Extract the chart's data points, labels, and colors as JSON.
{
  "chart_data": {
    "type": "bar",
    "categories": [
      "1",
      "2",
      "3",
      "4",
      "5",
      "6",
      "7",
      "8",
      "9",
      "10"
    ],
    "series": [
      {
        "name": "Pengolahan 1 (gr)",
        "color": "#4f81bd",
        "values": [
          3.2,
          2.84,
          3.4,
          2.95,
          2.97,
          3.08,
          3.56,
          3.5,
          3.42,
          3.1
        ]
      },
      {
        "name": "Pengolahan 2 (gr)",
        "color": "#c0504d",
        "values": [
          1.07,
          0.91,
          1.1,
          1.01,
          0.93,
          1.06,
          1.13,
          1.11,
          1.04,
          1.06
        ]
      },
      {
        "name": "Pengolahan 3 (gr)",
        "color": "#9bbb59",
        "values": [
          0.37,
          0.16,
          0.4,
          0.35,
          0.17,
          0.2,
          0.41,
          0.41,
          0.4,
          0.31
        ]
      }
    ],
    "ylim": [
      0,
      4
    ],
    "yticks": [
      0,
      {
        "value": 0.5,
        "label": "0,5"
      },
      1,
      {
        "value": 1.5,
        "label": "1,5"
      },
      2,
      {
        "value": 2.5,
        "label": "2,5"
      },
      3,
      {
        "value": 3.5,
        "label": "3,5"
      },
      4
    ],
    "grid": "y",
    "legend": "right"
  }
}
......
> [WHAT IS REQUIRED]:
Quote every entry exactly.

> [ANSWER TO THE TASK]:
Extract the chart's data points, labels, and colors as JSON.
{
  "chart_data": {
    "type": "bar",
    "categories": [
      "1",
      "2",
      "3",
      "4",
      "5",
      "6",
      "7",
      "8",
      "9",
      "10"
    ],
    "series": [
      {
        "name": "Pengolahan 1 (gr)",
        "color": "#4f81bd",
        "values": [
          3.2,
          2.84,
          3.4,
          2.95,
          2.97,
          3.08,
          3.56,
          3.5,
          3.42,
          3.1
        ]
      },
      {
        "name": "Pengolahan 2 (gr)",
        "color": "#c0504d",
        "values": [
          1.07,
          0.91,
          1.1,
          1.01,
          0.93,
          1.06,
          1.13,
          1.11,
          1.04,
          1.06
        ]
      },
      {
        "name": "Pengolahan 3 (gr)",
        "color": "#9bbb59",
        "values": [
          0.37,
          0.16,
          0.4,
          0.35,
          0.17,
          0.2,
          0.41,
          0.41,
          0.4,
          0.31
        ]
      }
    ],
    "ylim": [
      0,
      4
    ],
    "yticks": [
      0,
      {
        "value": 0.5,
        "label": "0,5"
      },
      1,
      {
        "value": 1.5,
        "label": "1,5"
      },
      2,
      {
        "value": 2.5,
        "label": "2,5"
      },
      3,
      {
        "value": 3.5,
        "label": "3,5"
      },
      4
    ],
    "grid": "y",
    "legend": "right"
  }
}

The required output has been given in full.